-- start --

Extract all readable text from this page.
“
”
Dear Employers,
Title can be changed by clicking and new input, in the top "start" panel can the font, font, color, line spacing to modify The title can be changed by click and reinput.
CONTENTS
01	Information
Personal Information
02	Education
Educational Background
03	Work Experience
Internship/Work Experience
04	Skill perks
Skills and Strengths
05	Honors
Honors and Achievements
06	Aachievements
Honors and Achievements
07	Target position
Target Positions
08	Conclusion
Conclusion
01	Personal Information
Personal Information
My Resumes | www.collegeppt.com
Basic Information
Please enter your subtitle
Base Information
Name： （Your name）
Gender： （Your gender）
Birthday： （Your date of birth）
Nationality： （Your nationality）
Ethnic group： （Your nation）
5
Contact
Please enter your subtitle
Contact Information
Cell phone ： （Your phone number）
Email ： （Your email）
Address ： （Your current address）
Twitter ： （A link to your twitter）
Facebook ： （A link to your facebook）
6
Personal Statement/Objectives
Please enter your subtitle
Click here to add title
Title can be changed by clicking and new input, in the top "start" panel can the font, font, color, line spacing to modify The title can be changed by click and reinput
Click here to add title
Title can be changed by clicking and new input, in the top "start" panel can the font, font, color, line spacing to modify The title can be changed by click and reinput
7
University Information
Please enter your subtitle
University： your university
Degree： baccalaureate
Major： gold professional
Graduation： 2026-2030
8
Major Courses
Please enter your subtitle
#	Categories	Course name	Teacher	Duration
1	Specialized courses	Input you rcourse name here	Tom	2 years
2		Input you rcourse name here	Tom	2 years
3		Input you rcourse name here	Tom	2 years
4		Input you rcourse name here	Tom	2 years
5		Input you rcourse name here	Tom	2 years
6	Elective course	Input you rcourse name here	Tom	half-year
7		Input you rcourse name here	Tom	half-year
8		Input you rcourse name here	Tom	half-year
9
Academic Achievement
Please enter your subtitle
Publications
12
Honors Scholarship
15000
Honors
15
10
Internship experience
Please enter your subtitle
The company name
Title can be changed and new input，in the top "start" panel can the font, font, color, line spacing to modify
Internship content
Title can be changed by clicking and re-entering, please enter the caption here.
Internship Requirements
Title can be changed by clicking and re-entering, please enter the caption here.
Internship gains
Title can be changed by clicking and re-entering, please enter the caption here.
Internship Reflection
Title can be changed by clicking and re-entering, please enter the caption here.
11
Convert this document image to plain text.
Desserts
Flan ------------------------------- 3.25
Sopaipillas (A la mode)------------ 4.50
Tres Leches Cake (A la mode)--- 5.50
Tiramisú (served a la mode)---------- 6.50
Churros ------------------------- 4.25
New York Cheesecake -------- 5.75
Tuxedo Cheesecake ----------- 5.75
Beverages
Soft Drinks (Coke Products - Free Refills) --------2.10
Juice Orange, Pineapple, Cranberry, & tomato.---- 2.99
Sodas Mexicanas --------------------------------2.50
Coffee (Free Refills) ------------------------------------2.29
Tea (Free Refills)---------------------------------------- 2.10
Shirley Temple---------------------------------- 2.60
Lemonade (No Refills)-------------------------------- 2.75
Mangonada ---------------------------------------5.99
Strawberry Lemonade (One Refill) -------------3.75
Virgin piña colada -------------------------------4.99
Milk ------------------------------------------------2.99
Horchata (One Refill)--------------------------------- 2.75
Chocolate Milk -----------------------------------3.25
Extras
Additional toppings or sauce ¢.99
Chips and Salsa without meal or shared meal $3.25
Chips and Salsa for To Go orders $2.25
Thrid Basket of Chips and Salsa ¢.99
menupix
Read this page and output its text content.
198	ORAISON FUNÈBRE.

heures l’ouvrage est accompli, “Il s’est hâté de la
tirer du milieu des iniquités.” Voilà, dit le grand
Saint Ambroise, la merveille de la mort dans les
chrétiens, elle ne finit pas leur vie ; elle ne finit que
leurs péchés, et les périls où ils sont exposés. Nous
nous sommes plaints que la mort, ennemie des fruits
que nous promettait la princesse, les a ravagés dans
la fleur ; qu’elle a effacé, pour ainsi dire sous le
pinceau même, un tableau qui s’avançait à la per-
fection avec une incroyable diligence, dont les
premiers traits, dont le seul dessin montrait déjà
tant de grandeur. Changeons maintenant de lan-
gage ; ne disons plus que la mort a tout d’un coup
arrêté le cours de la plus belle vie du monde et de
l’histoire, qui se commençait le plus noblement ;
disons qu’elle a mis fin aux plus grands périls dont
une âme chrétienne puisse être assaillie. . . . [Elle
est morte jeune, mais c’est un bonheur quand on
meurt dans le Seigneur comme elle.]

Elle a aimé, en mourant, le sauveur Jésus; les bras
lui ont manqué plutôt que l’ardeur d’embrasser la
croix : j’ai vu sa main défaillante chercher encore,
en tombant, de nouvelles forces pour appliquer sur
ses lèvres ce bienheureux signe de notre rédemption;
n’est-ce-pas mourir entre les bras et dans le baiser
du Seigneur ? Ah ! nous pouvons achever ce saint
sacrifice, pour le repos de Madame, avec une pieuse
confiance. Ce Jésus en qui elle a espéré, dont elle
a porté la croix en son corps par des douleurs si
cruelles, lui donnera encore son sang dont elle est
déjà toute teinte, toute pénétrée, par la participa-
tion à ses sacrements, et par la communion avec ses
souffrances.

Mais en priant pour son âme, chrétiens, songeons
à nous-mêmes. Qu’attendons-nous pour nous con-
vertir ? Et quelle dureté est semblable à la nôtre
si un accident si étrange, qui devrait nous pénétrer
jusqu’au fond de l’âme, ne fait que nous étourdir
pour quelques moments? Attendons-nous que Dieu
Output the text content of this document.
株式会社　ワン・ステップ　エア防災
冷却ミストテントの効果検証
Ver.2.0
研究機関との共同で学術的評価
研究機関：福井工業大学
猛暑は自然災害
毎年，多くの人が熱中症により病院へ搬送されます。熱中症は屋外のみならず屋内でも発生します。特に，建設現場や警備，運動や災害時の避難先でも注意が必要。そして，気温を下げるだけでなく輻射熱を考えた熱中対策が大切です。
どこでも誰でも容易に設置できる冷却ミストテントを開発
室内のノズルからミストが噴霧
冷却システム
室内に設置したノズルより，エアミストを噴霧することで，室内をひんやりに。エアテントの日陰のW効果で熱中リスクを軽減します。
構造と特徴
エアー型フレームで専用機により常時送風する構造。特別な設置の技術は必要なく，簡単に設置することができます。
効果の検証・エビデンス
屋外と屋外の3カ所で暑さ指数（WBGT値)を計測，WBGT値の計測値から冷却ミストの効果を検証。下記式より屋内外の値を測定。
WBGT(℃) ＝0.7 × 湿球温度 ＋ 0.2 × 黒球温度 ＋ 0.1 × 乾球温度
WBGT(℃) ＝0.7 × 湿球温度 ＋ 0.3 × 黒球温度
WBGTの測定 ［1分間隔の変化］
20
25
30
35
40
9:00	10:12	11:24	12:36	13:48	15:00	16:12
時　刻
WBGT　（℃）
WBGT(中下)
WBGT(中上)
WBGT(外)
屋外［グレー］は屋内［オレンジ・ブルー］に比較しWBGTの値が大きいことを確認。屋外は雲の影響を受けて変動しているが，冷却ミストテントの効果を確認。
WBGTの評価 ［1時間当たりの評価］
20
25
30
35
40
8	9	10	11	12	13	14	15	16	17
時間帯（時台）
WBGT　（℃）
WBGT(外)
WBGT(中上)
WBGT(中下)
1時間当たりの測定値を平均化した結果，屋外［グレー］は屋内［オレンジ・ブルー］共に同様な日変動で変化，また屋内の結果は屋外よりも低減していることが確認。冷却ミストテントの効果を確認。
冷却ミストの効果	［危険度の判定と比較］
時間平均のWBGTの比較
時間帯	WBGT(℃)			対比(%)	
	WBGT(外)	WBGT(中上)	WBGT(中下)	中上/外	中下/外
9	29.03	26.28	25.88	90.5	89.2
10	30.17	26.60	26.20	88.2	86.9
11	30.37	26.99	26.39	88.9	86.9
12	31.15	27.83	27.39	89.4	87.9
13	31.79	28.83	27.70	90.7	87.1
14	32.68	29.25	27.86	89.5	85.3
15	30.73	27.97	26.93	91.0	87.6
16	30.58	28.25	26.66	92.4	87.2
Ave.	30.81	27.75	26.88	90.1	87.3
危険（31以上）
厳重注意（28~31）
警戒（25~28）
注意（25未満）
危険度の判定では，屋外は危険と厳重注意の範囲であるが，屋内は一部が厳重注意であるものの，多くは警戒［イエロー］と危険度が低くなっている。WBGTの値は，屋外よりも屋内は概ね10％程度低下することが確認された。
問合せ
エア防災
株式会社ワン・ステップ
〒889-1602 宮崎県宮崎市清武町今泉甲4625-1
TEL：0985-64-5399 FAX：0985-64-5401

-- end --

* [YOUR OBJECTIVE]: How many lines of the records contain the string "spacing"? Respond with the number alone.

* [COMPLETE ANSWER]: 4